(Dataset entries)
§

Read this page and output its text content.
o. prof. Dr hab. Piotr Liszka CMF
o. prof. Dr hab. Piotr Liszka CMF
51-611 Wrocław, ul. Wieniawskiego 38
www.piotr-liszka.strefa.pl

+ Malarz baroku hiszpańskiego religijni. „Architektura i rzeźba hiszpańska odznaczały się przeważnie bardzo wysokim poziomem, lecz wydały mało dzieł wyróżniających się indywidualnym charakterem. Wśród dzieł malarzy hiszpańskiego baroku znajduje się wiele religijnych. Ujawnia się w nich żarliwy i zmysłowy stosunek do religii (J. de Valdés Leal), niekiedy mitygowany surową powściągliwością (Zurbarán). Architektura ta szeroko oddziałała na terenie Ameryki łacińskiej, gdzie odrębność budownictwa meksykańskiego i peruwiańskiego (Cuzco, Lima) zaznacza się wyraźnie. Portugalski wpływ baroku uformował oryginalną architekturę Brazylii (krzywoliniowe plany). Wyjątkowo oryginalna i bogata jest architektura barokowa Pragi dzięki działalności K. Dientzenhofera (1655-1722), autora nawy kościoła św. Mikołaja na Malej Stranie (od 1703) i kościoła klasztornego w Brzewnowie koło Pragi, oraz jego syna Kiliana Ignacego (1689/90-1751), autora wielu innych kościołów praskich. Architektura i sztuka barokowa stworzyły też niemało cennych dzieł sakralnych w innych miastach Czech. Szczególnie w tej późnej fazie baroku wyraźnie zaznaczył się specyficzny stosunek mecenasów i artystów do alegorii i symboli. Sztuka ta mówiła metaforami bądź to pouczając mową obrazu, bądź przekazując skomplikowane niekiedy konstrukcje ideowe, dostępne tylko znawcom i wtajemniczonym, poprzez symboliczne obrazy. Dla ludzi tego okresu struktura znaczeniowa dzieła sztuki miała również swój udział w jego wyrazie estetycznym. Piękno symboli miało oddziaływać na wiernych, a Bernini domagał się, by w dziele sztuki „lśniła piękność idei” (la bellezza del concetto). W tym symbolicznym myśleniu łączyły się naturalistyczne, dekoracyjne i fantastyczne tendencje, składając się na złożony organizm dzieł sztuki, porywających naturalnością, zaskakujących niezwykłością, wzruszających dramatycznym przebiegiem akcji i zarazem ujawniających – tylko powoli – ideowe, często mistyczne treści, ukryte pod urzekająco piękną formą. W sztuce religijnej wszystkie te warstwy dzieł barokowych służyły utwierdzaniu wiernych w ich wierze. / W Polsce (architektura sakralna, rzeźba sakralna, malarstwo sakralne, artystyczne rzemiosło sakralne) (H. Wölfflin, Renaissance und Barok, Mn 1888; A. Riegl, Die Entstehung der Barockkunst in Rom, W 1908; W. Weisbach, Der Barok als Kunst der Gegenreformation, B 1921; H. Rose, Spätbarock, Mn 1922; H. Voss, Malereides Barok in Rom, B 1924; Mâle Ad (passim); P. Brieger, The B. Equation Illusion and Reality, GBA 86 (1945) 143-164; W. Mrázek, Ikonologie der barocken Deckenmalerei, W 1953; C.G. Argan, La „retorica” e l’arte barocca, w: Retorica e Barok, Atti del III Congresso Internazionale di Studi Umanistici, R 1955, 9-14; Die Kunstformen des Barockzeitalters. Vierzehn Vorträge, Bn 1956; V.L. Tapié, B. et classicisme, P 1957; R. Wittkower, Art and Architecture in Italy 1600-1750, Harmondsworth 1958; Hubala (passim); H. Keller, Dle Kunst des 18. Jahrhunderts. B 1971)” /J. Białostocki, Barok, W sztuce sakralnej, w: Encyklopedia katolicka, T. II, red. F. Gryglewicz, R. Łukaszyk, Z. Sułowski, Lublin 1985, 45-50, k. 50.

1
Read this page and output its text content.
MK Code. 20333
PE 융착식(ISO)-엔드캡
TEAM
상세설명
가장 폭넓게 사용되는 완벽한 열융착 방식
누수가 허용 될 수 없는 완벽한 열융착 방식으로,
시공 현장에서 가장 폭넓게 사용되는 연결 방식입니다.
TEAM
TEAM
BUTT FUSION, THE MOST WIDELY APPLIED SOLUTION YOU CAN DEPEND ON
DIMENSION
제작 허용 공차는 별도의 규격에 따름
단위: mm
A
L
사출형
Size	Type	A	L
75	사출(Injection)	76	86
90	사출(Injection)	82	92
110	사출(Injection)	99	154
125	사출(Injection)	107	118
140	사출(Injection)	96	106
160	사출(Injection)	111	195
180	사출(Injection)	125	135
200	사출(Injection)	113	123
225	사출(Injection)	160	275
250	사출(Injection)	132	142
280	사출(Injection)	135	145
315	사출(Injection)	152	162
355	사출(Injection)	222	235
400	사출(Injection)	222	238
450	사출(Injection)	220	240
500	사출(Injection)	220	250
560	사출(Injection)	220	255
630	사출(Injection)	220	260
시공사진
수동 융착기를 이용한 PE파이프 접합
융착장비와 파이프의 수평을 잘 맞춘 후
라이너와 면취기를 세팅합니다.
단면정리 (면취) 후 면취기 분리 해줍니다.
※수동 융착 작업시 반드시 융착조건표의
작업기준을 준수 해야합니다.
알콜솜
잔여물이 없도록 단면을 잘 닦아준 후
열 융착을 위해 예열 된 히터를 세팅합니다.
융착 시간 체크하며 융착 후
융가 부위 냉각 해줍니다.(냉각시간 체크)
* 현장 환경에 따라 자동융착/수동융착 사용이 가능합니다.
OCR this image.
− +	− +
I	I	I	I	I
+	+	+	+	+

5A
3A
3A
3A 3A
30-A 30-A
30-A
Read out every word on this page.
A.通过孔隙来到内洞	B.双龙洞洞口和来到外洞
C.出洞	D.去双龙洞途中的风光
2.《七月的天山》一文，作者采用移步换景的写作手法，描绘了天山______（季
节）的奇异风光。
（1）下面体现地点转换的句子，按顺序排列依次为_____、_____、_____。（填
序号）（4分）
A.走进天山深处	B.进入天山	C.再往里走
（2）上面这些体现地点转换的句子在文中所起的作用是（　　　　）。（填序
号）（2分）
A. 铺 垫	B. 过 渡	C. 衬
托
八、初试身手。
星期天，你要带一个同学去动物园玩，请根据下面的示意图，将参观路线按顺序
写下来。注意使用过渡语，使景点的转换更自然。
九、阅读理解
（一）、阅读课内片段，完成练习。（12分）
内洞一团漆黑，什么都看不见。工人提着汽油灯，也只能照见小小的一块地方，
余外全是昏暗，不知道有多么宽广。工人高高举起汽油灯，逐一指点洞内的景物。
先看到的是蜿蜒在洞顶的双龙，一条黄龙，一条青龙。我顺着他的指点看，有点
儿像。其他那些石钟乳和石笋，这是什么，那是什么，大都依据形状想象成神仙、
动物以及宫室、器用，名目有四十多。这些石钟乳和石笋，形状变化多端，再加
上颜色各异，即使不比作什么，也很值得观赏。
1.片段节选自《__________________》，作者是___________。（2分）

§

● **Task goal**: Extract, exactly as they appear, the lines from the one containing "OCR this image." through the final line.

● **Finished answer**:
OCR this image.
− +	− +
I	I	I	I	I
+	+	+	+	+

5A
3A
3A
3A 3A
30-A 30-A
30-A
Read out every word on this page.
A.通过孔隙来到内洞	B.双龙洞洞口和来到外洞
C.出洞	D.去双龙洞途中的风光
2.《七月的天山》一文，作者采用移步换景的写作手法，描绘了天山______（季
节）的奇异风光。
（1）下面体现地点转换的句子，按顺序排列依次为_____、_____、_____。（填
序号）（4分）
A.走进天山深处	B.进入天山	C.再往里走
（2）上面这些体现地点转换的句子在文中所起的作用是（　　　　）。（填序
号）（2分）
A. 铺 垫	B. 过 渡	C. 衬
托
八、初试身手。
星期天，你要带一个同学去动物园玩，请根据下面的示意图，将参观路线按顺序
写下来。注意使用过渡语，使景点的转换更自然。
九、阅读理解
（一）、阅读课内片段，完成练习。（12分）
内洞一团漆黑，什么都看不见。工人提着汽油灯，也只能照见小小的一块地方，
余外全是昏暗，不知道有多么宽广。工人高高举起汽油灯，逐一指点洞内的景物。
先看到的是蜿蜒在洞顶的双龙，一条黄龙，一条青龙。我顺着他的指点看，有点
儿像。其他那些石钟乳和石笋，这是什么，那是什么，大都依据形状想象成神仙、
动物以及宫室、器用，名目有四十多。这些石钟乳和石笋，形状变化多端，再加
上颜色各异，即使不比作什么，也很值得观赏。
1.片段节选自《__________________》，作者是___________。（2分）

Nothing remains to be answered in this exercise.